- [TASK OBJECTIVE] Pictures aside, write out every record exactly as it appears.

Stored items
>>>>>

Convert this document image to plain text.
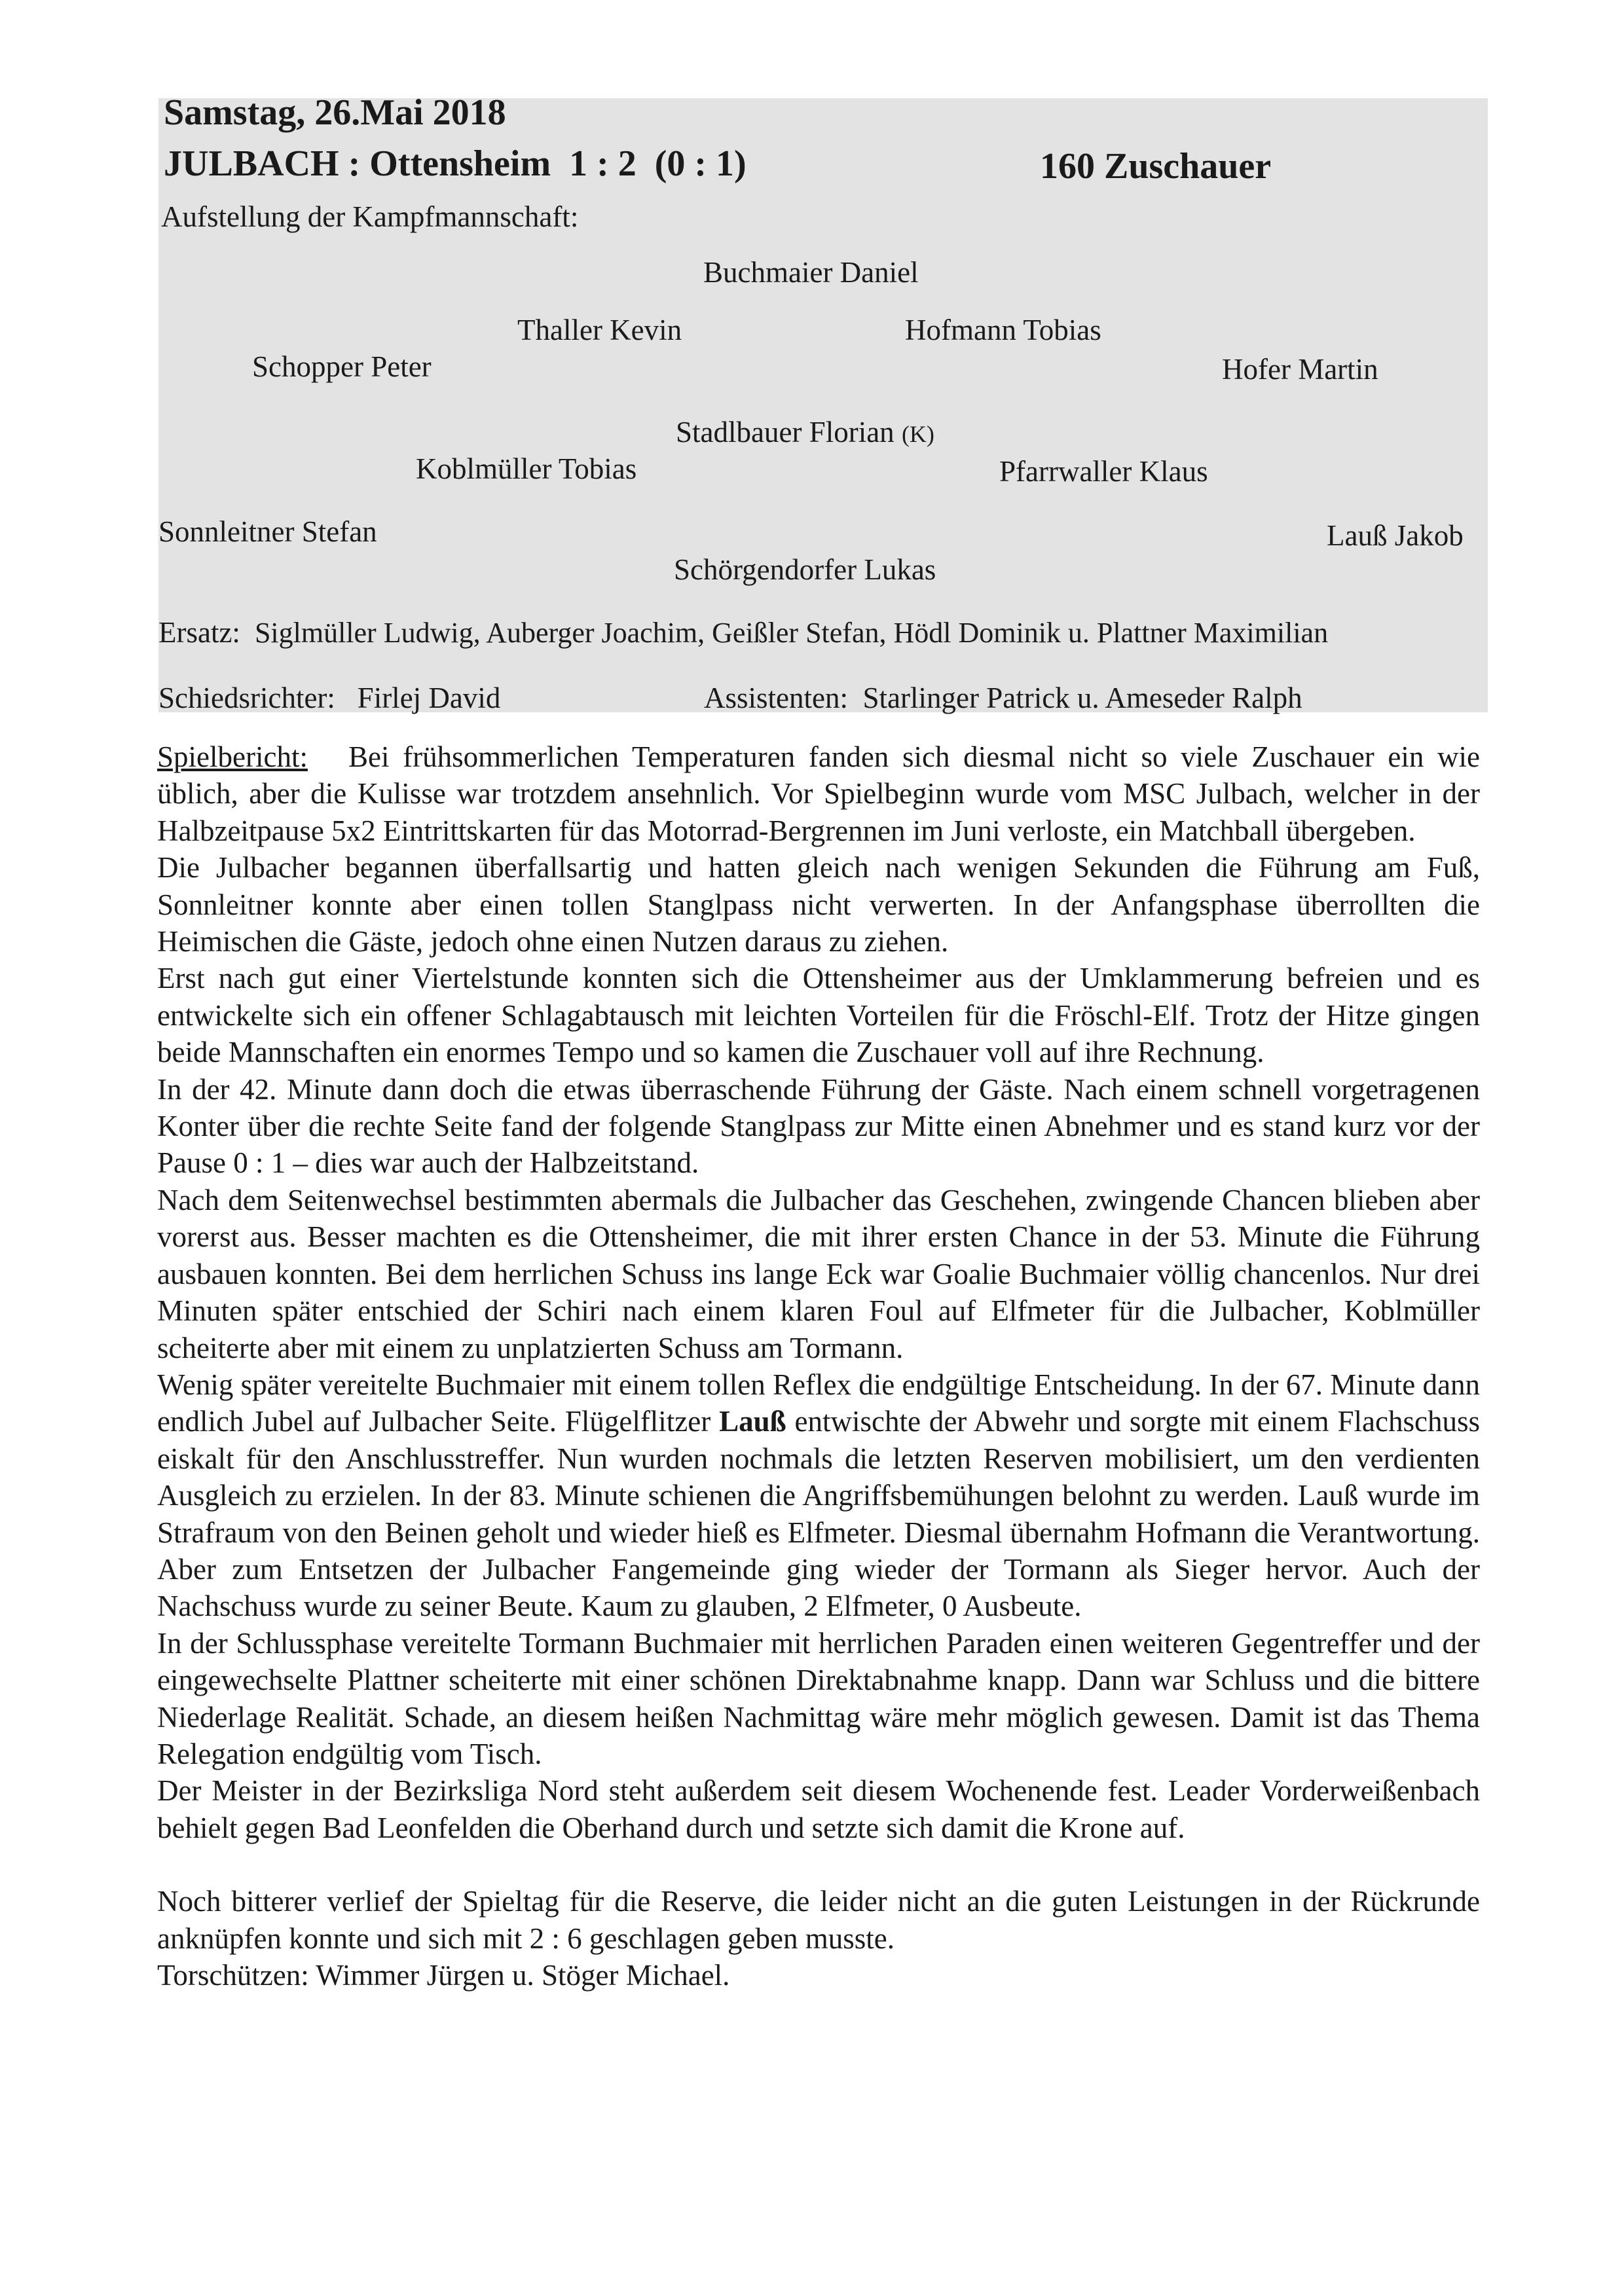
Samstag, 26.Mai 2018
JULBACH : Ottensheim  1 : 2  (0 : 1)	160 Zuschauer
Aufstellung der Kampfmannschaft:
Buchmaier Daniel
Thaller Kevin	Hofmann Tobias
Schopper Peter	Hofer Martin
Stadlbauer Florian (K)
Koblmüller Tobias	Pfarrwaller Klaus
Sonnleitner Stefan	Lauß Jakob
Schörgendorfer Lukas
Ersatz: Siglmüller Ludwig, Auberger Joachim, Geißler Stefan, Hödl Dominik u. Plattner Maximilian
Schiedsrichter: Firlej David	Assistenten: Starlinger Patrick u. Ameseder Ralph

Spielbericht: Bei frühsommerlichen Temperaturen fanden sich diesmal nicht so viele Zuschauer ein wie üblich, aber die Kulisse war trotzdem ansehnlich. Vor Spielbeginn wurde vom MSC Julbach, welcher in der Halbzeitpause 5x2 Eintrittskarten für das Motorrad-Bergrennen im Juni verloste, ein Matchball übergeben.

Die Julbacher begannen überfallsartig und hatten gleich nach wenigen Sekunden die Führung am Fuß, Sonnleitner konnte aber einen tollen Stanglpass nicht verwerten. In der Anfangsphase überrollten die Heimischen die Gäste, jedoch ohne einen Nutzen daraus zu ziehen.

Erst nach gut einer Viertelstunde konnten sich die Ottensheimer aus der Umklammerung befreien und es entwickelte sich ein offener Schlagabtausch mit leichten Vorteilen für die Fröschl-Elf. Trotz der Hitze gingen beide Mannschaften ein enormes Tempo und so kamen die Zuschauer voll auf ihre Rechnung.

In der 42. Minute dann doch die etwas überraschende Führung der Gäste. Nach einem schnell vorgetragenen Konter über die rechte Seite fand der folgende Stanglpass zur Mitte einen Abnehmer und es stand kurz vor der Pause 0 : 1 – dies war auch der Halbzeitstand.

Nach dem Seitenwechsel bestimmten abermals die Julbacher das Geschehen, zwingende Chancen blieben aber vorerst aus. Besser machten es die Ottensheimer, die mit ihrer ersten Chance in der 53. Minute die Führung ausbauen konnten. Bei dem herrlichen Schuss ins lange Eck war Goalie Buchmaier völlig chancenlos. Nur drei Minuten später entschied der Schiri nach einem klaren Foul auf Elfmeter für die Julbacher, Koblmüller scheiterte aber mit einem zu unplatzierten Schuss am Tormann.

Wenig später vereitelte Buchmaier mit einem tollen Reflex die endgültige Entscheidung. In der 67. Minute dann endlich Jubel auf Julbacher Seite. Flügelflitzer Lauß entwischte der Abwehr und sorgte mit einem Flachschuss eiskalt für den Anschlusstreffer. Nun wurden nochmals die letzten Reserven mobilisiert, um den verdienten Ausgleich zu erzielen. In der 83. Minute schienen die Angriffsbemühungen belohnt zu werden. Lauß wurde im Strafraum von den Beinen geholt und wieder hieß es Elfmeter. Diesmal übernahm Hofmann die Verantwortung. Aber zum Entsetzen der Julbacher Fangemeinde ging wieder der Tormann als Sieger hervor. Auch der Nachschuss wurde zu seiner Beute. Kaum zu glauben, 2 Elfmeter, 0 Ausbeute.

In der Schlussphase vereitelte Tormann Buchmaier mit herrlichen Paraden einen weiteren Gegentreffer und der eingewechselte Plattner scheiterte mit einer schönen Direktabnahme knapp. Dann war Schluss und die bittere Niederlage Realität. Schade, an diesem heißen Nachmittag wäre mehr möglich gewesen. Damit ist das Thema Relegation endgültig vom Tisch.

Der Meister in der Bezirksliga Nord steht außerdem seit diesem Wochenende fest. Leader Vorderweißenbach behielt gegen Bad Leonfelden die Oberhand durch und setzte sich damit die Krone auf.

Noch bitterer verlief der Spieltag für die Reserve, die leider nicht an die guten Leistungen in der Rückrunde anknüpfen konnte und sich mit 2 : 6 geschlagen geben musste.

Torschützen: Wimmer Jürgen u. Stöger Michael.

<<<<<

- [WRITTEN RESPONSE]
Convert this document image to plain text.
Samstag, 26.Mai 2018
JULBACH : Ottensheim  1 : 2  (0 : 1)	160 Zuschauer
Aufstellung der Kampfmannschaft:
Buchmaier Daniel
Thaller Kevin	Hofmann Tobias
Schopper Peter	Hofer Martin
Stadlbauer Florian (K)
Koblmüller Tobias	Pfarrwaller Klaus
Sonnleitner Stefan	Lauß Jakob
Schörgendorfer Lukas
Ersatz: Siglmüller Ludwig, Auberger Joachim, Geißler Stefan, Hödl Dominik u. Plattner Maximilian
Schiedsrichter: Firlej David	Assistenten: Starlinger Patrick u. Ameseder Ralph

Spielbericht: Bei frühsommerlichen Temperaturen fanden sich diesmal nicht so viele Zuschauer ein wie üblich, aber die Kulisse war trotzdem ansehnlich. Vor Spielbeginn wurde vom MSC Julbach, welcher in der Halbzeitpause 5x2 Eintrittskarten für das Motorrad-Bergrennen im Juni verloste, ein Matchball übergeben.

Die Julbacher begannen überfallsartig und hatten gleich nach wenigen Sekunden die Führung am Fuß, Sonnleitner konnte aber einen tollen Stanglpass nicht verwerten. In der Anfangsphase überrollten die Heimischen die Gäste, jedoch ohne einen Nutzen daraus zu ziehen.

Erst nach gut einer Viertelstunde konnten sich die Ottensheimer aus der Umklammerung befreien und es entwickelte sich ein offener Schlagabtausch mit leichten Vorteilen für die Fröschl-Elf. Trotz der Hitze gingen beide Mannschaften ein enormes Tempo und so kamen die Zuschauer voll auf ihre Rechnung.

In der 42. Minute dann doch die etwas überraschende Führung der Gäste. Nach einem schnell vorgetragenen Konter über die rechte Seite fand der folgende Stanglpass zur Mitte einen Abnehmer und es stand kurz vor der Pause 0 : 1 – dies war auch der Halbzeitstand.

Nach dem Seitenwechsel bestimmten abermals die Julbacher das Geschehen, zwingende Chancen blieben aber vorerst aus. Besser machten es die Ottensheimer, die mit ihrer ersten Chance in der 53. Minute die Führung ausbauen konnten. Bei dem herrlichen Schuss ins lange Eck war Goalie Buchmaier völlig chancenlos. Nur drei Minuten später entschied der Schiri nach einem klaren Foul auf Elfmeter für die Julbacher, Koblmüller scheiterte aber mit einem zu unplatzierten Schuss am Tormann.

Wenig später vereitelte Buchmaier mit einem tollen Reflex die endgültige Entscheidung. In der 67. Minute dann endlich Jubel auf Julbacher Seite. Flügelflitzer Lauß entwischte der Abwehr und sorgte mit einem Flachschuss eiskalt für den Anschlusstreffer. Nun wurden nochmals die letzten Reserven mobilisiert, um den verdienten Ausgleich zu erzielen. In der 83. Minute schienen die Angriffsbemühungen belohnt zu werden. Lauß wurde im Strafraum von den Beinen geholt und wieder hieß es Elfmeter. Diesmal übernahm Hofmann die Verantwortung. Aber zum Entsetzen der Julbacher Fangemeinde ging wieder der Tormann als Sieger hervor. Auch der Nachschuss wurde zu seiner Beute. Kaum zu glauben, 2 Elfmeter, 0 Ausbeute.

In der Schlussphase vereitelte Tormann Buchmaier mit herrlichen Paraden einen weiteren Gegentreffer und der eingewechselte Plattner scheiterte mit einer schönen Direktabnahme knapp. Dann war Schluss und die bittere Niederlage Realität. Schade, an diesem heißen Nachmittag wäre mehr möglich gewesen. Damit ist das Thema Relegation endgültig vom Tisch.

Der Meister in der Bezirksliga Nord steht außerdem seit diesem Wochenende fest. Leader Vorderweißenbach behielt gegen Bad Leonfelden die Oberhand durch und setzte sich damit die Krone auf.

Noch bitterer verlief der Spieltag für die Reserve, die leider nicht an die guten Leistungen in der Rückrunde anknüpfen konnte und sich mit 2 : 6 geschlagen geben musste.

Torschützen: Wimmer Jürgen u. Stöger Michael.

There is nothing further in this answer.